Novena of Saint Jerome
By Fr. Giuseppe Oddone.
Translated by Fr. Remo Zanatta and Fr.Julian Gerosa
- Jerome’s cultural education
3.1. Cultural centers frequented by Miani
In addition to life, the great gift that a Christian family makes to its children is that of cultural education.
The Miani house was close to the parish of San Vitale, a hundred meters from the flourishing monastery of the Augustinians of Santo Stefano and that of the Lateran Canons of Charity (the present Academy), and with them the family had for years been in contact for the cultural and Christian formation of its members, as we know from the family charters. The Augustinian monks certainly took care of the cultural formation of Carlo Miani, and almost certainly the formation of the other brothers. We know with certainty that in the monastery was also active at the time of Jerome a magister “puerorum”, a teacher of children who taught the first rudiments of reading and writing.
━━━━━━━━━━━━━━━━━━━━━━━━━━━━━━
**STATED PROBLEM 1:** Name every parish or monastery that the Saint Jerome novena places near the Miani house.
**STATED PROBLEM 2:** Reproduce word for word the portion of the Saint Jerome novena that begins at the words "The Miani house" and ends after the words "reading and writing.".
**STATED PROBLEM 3:** Carry on the Saint Jerome novena from its last sentence.
The listing has no connection to the Saint Jerome novena.

**DATA:**
━━━━━━━━━━━━━━━━━━━━━━━━━━━━━━
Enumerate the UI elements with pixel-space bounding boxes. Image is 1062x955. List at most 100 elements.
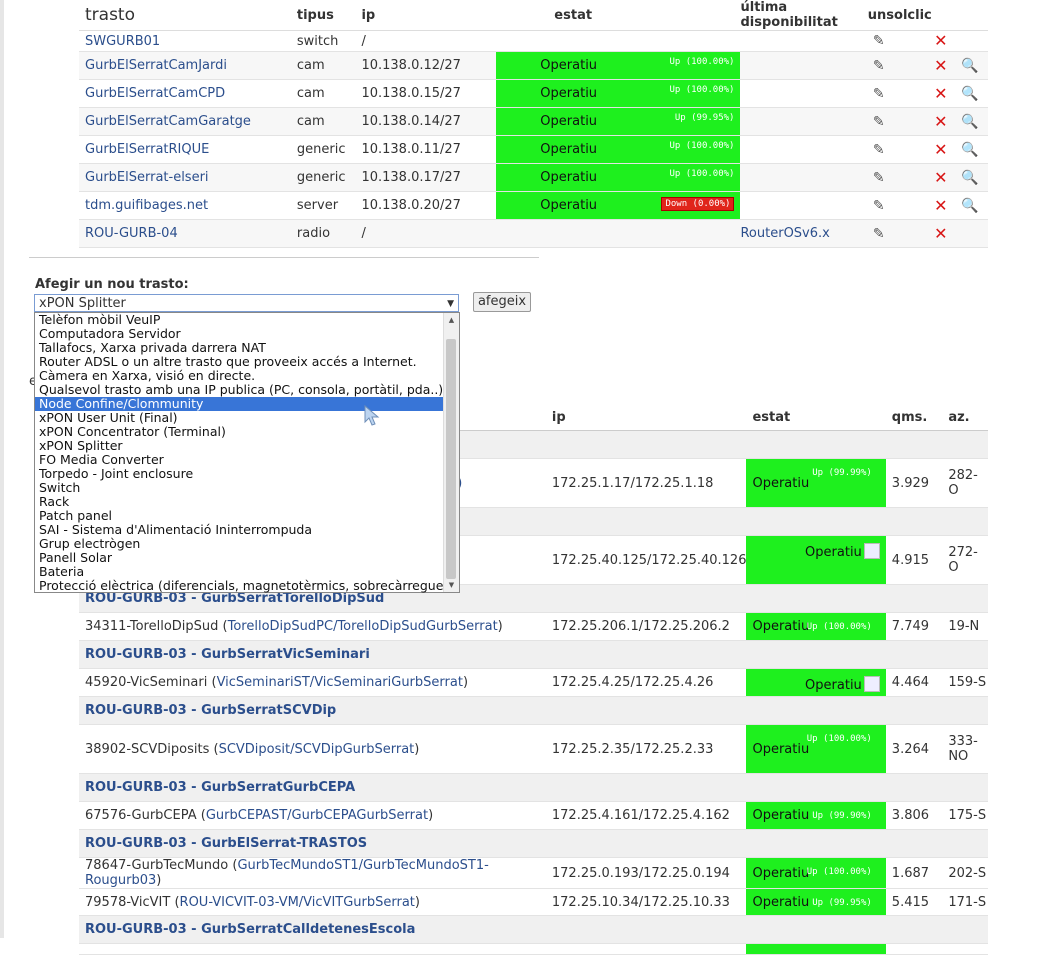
━━━━━━━━━━━━━━━━━━━━━━━━━━━━━━
**TASK RESPONSE 1:**
- The parish of San Vitale
- The monastery of the Augustinians of Santo Stefano
- The monastery of the Lateran Canons of Charity (the present Academy)

**TASK RESPONSE 2:**
The Miani house was close to the parish of San Vitale, a hundred meters from the flourishing monastery of the Augustinians of Santo Stefano and that of the Lateran Canons of Charity (the present Academy), and with them the family had for years been in contact for the cultural and Christian formation of its members, as we know from the family charters. The Augustinian monks certainly took care of the cultural formation of Carlo Miani, and almost certainly the formation of the other brothers. We know with certainty that in the monastery was also active at the time of Jerome a magister “puerorum”, a teacher of children who taught the first rudiments of reading and writing.

**TASK RESPONSE 3:**
3.2. The culture of Dad Angelo
In the Miani family, in addition to the love for culture, there was a strong sense of love for the Republic of Venice and for the service to the state. Even his father Angelo, born in 1442 (when Jerome was born he was forty-four years old), was very active in the various public offices entrusted to him, the most important of which were those of captain of the galleys in the Adriatic area to combat the smuggling of salt against Venice (1482). When Jerome was born, his father was captain and podestà in Feltre (1486), and then he was the superintendent of Zante and Lepanto. Unfortunately, his father tragically ended his life in 1496 with an apparent suicide (he was found hanged under the bridge – then made of wood – of Rialto, perhaps because of an economic collapse of his business). He was buried in the nearby Church of Santo Stefano, in a family tomb. He financed the publication of the philosophical works of Aloisi of Ravenna, Augustinian monk of Santo Stefano, tutor of his son Carlo, to whom he gave an excellent humanistic education and a perfect mastery of Latin.
3.3. Schools of Venice in 1500
We know quite well the school organization, the contents, the methods of primary education in Venice. We also know broadly what the Republic required of its nobles who, at the end of the early sixteenth century, held public administrative and political offices.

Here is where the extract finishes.